Provided records -
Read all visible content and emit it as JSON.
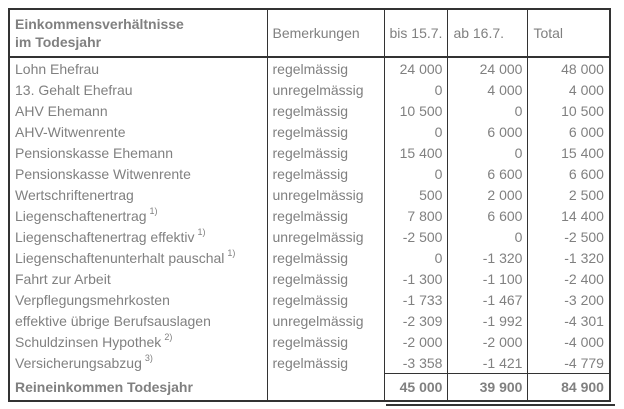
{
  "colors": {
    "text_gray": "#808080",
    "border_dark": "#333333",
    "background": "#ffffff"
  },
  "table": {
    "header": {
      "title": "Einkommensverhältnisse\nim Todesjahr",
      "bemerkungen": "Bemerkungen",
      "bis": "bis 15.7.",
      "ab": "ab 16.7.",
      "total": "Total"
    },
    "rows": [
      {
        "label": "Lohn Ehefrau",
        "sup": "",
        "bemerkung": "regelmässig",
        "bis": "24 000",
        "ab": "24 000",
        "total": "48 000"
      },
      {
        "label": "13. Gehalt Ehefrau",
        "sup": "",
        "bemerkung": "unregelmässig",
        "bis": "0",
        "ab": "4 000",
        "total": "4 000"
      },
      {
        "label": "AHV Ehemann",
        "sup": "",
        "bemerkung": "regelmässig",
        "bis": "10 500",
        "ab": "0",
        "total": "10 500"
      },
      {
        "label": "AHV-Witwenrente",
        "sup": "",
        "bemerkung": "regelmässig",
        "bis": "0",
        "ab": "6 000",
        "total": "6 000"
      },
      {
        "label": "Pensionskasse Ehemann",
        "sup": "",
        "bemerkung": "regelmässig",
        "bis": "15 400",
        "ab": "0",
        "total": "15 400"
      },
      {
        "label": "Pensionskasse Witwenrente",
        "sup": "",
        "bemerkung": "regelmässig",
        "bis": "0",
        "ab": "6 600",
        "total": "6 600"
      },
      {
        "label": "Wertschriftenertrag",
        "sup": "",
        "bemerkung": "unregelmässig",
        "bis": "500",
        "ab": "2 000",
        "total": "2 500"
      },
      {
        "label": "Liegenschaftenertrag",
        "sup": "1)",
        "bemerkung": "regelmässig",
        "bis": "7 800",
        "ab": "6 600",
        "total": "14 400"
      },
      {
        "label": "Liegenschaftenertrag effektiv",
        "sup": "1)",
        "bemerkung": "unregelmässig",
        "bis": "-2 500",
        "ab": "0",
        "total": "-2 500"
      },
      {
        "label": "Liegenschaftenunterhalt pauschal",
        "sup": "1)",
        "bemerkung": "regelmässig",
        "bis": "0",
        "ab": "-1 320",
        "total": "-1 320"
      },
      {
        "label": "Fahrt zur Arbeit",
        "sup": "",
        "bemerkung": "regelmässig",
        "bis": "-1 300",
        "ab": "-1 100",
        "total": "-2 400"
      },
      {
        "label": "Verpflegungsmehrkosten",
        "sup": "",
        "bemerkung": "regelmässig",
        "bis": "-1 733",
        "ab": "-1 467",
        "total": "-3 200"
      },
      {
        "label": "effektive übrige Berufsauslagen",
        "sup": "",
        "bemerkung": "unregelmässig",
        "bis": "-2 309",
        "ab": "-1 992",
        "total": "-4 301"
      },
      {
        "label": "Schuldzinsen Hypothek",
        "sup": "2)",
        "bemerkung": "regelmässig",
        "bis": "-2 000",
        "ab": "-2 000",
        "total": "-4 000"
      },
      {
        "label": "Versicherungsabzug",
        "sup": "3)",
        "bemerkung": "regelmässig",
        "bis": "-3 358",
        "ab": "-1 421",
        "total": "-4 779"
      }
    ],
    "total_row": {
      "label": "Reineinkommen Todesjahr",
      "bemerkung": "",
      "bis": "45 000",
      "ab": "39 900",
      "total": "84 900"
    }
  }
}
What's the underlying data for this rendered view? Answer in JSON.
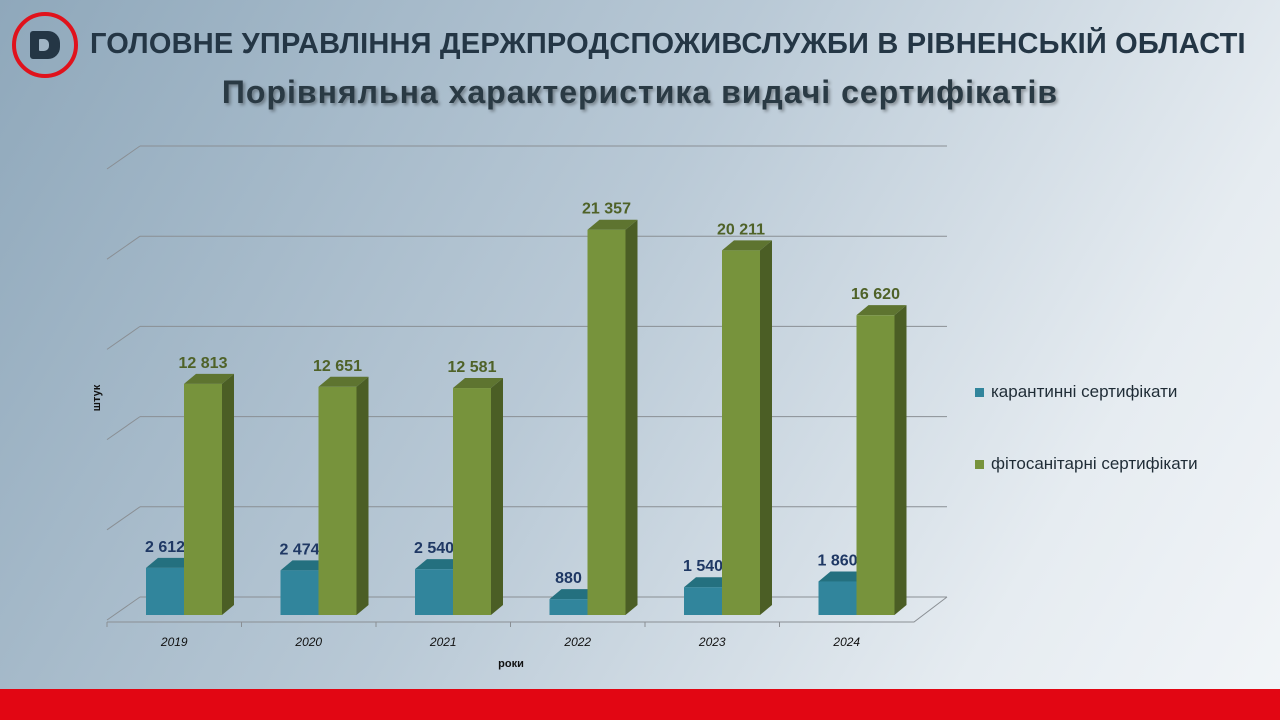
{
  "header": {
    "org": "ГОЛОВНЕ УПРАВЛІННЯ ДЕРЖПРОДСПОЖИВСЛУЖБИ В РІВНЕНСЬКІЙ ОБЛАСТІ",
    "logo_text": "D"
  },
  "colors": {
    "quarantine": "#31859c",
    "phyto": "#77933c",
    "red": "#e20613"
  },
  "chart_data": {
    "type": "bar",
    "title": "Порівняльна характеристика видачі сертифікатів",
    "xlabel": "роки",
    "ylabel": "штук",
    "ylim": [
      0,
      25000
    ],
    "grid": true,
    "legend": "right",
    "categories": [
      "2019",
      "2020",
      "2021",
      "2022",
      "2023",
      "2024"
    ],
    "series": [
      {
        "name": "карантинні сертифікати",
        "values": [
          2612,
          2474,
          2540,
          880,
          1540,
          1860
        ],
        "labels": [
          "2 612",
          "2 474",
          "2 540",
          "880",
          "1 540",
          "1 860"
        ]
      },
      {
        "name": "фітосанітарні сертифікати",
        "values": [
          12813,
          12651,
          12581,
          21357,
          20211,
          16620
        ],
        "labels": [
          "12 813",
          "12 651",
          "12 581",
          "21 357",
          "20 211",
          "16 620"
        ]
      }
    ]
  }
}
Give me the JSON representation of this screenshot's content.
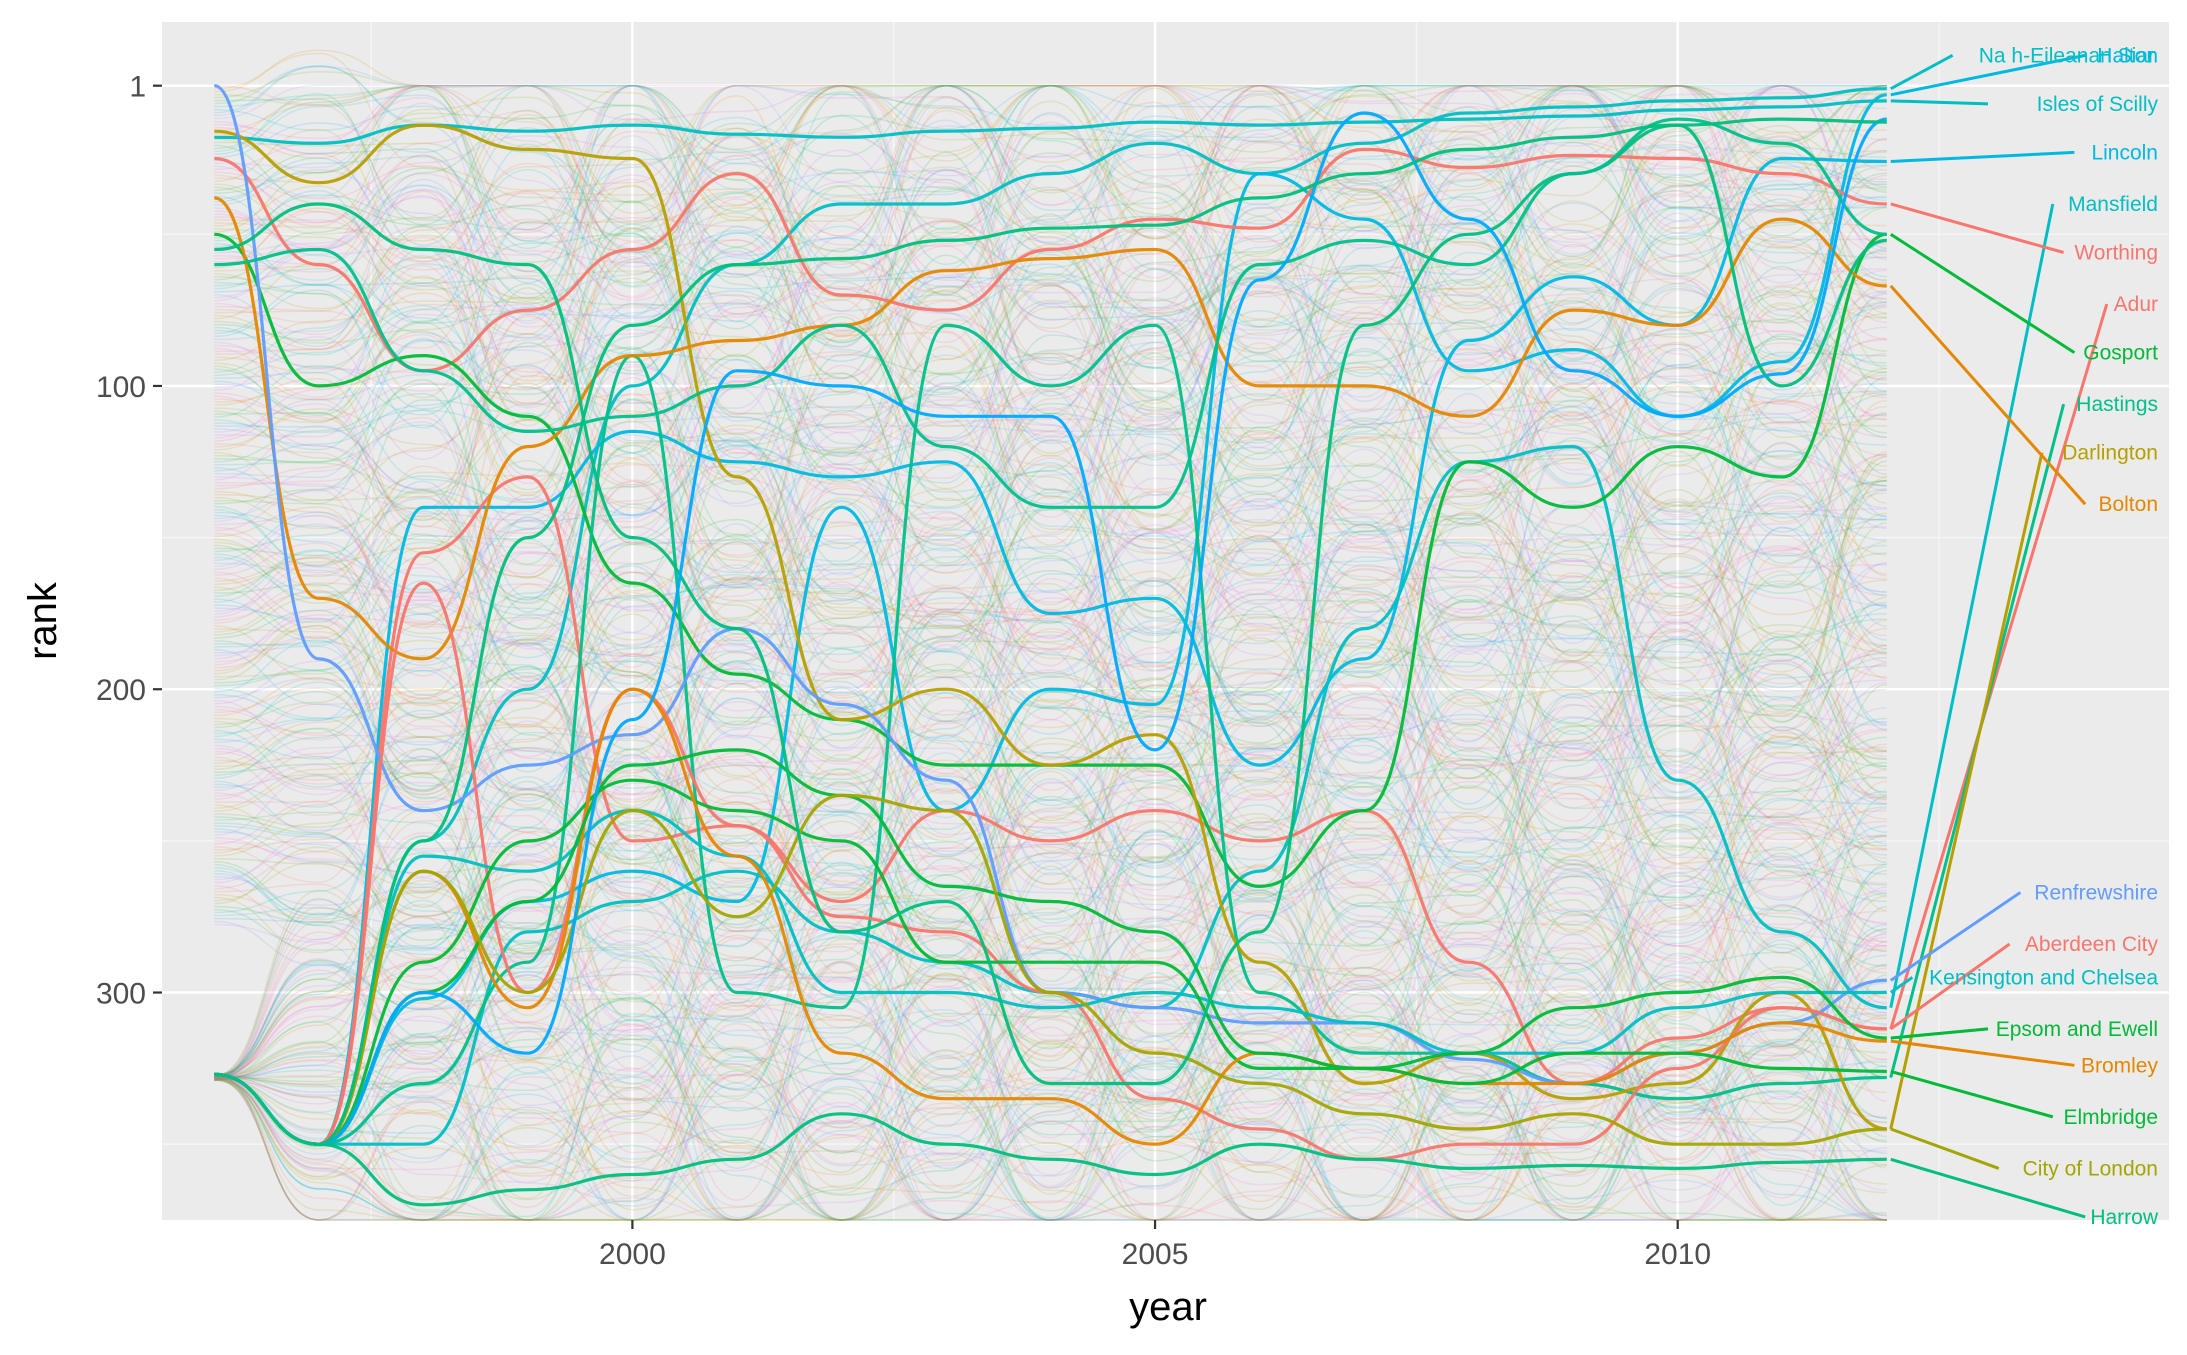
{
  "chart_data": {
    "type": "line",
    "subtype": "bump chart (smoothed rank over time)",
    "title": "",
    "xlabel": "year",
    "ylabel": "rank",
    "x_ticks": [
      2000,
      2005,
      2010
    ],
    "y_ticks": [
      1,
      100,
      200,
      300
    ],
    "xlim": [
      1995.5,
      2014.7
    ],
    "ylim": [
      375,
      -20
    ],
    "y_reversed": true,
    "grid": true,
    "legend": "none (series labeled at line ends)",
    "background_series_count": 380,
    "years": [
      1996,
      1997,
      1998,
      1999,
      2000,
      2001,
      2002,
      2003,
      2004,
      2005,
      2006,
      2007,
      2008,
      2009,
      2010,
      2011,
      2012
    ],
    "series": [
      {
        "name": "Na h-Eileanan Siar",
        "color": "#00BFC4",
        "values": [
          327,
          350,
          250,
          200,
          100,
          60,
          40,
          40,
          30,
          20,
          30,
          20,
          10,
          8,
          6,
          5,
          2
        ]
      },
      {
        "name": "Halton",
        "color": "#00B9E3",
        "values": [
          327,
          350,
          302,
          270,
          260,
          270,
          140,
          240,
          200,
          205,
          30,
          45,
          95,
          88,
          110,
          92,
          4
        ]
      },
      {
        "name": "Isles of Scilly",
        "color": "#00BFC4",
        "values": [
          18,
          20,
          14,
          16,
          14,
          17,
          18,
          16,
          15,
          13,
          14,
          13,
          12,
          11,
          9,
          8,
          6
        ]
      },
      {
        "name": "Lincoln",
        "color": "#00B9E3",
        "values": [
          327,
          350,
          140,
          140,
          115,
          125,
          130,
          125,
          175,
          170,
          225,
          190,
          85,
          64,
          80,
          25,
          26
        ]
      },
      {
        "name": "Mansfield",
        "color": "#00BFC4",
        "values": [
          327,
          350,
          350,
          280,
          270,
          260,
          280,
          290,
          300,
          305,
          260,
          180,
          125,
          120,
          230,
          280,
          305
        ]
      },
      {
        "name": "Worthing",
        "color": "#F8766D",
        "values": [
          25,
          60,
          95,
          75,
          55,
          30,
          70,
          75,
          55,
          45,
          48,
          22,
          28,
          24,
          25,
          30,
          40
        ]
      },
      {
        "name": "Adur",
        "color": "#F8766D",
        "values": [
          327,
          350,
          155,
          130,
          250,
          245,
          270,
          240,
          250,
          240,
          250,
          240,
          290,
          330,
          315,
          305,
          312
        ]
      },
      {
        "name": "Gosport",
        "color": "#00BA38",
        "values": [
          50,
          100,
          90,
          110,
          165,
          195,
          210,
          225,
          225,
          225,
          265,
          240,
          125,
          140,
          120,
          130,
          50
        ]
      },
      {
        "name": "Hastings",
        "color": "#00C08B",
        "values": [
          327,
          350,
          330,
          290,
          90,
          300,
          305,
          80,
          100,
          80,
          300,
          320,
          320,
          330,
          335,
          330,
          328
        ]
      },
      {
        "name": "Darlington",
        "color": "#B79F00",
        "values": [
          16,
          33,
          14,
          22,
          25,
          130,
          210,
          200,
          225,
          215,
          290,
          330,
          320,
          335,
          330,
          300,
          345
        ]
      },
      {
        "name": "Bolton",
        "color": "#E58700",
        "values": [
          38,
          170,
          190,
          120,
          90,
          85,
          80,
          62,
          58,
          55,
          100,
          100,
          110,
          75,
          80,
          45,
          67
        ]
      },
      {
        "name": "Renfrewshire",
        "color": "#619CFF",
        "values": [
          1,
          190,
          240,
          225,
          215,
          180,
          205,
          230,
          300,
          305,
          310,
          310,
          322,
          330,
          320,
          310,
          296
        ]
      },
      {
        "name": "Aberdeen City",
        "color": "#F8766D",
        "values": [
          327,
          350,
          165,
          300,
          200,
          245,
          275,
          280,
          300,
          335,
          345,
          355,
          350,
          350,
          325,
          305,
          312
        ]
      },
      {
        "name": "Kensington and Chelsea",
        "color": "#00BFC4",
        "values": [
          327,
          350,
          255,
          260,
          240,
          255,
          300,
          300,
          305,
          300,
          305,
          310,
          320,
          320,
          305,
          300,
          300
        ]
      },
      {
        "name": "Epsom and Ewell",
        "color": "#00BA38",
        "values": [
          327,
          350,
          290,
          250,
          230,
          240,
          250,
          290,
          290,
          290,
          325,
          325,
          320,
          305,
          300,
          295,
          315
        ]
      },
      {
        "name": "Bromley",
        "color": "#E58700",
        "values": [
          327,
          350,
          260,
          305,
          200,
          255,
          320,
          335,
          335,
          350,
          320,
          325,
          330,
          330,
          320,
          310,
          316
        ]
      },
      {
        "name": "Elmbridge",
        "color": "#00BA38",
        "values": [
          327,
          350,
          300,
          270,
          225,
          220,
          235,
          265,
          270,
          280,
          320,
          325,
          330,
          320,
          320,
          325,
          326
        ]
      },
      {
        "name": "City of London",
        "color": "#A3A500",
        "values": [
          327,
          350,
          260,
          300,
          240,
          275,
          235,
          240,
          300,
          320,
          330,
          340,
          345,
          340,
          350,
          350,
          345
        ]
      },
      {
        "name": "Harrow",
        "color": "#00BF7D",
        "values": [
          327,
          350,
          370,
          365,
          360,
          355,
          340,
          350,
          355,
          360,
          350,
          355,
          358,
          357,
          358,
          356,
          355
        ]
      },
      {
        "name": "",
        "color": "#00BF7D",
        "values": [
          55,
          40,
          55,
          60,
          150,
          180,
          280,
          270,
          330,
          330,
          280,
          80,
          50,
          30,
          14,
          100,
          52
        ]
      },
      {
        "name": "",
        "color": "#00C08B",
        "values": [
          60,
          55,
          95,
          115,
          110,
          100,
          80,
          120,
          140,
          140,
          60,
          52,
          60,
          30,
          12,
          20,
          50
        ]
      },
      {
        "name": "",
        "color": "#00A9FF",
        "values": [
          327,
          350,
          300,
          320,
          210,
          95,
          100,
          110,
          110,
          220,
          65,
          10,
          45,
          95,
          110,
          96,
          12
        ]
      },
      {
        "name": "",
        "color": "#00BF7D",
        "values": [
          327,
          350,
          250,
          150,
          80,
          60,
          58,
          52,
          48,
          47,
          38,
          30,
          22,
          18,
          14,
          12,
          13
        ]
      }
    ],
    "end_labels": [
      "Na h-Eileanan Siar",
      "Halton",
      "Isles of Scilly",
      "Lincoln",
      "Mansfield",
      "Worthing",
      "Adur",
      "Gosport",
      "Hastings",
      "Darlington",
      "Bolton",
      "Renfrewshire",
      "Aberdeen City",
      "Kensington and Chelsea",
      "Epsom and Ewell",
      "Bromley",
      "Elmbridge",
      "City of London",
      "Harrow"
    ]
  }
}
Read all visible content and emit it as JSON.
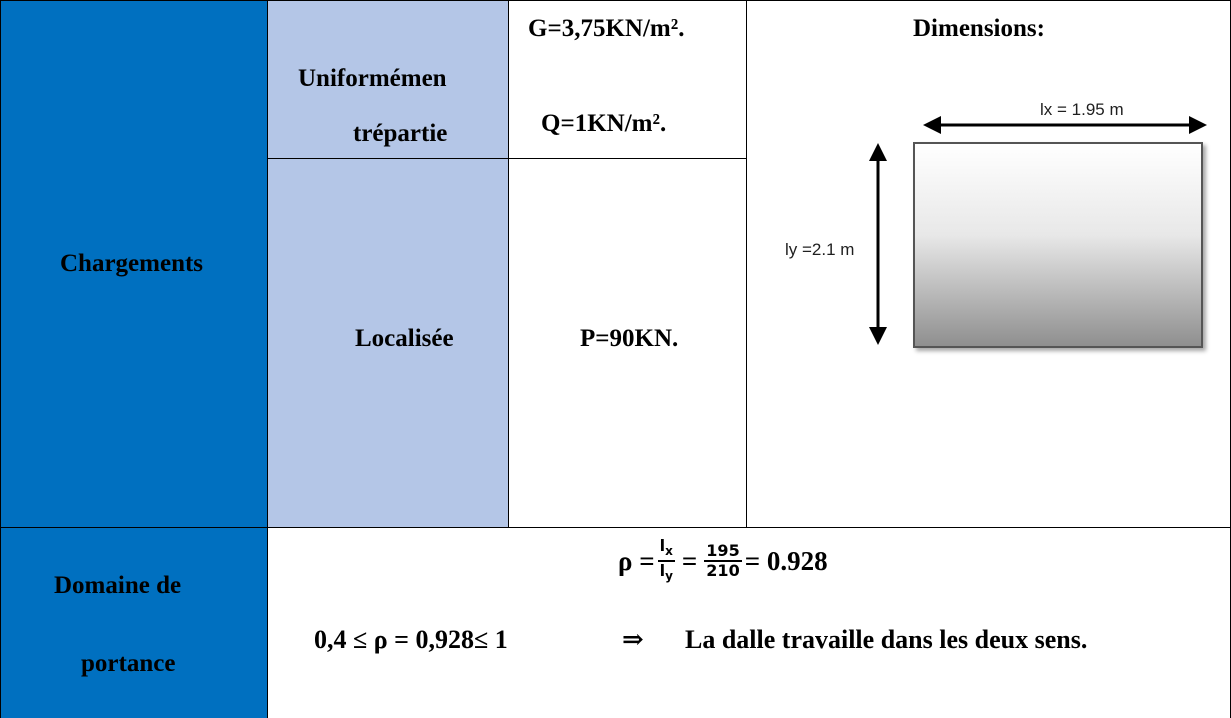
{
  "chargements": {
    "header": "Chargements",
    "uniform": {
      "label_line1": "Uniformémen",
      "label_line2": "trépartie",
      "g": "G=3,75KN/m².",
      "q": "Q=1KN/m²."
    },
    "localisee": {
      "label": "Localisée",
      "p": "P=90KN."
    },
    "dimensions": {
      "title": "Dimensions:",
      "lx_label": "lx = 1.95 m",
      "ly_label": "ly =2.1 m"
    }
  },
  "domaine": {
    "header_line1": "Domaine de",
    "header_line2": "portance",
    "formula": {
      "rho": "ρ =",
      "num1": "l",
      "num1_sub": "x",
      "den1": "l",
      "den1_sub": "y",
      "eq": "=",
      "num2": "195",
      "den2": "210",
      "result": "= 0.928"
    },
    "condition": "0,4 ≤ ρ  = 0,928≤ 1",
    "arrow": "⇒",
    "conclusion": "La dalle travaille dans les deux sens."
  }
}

Short exercise - Each line holding "Witwenrente" must be found and copied.

Solution to the exercise -
        "label": "AHV-Witwenrente",
        "label": "Pensionskasse Witwenrente",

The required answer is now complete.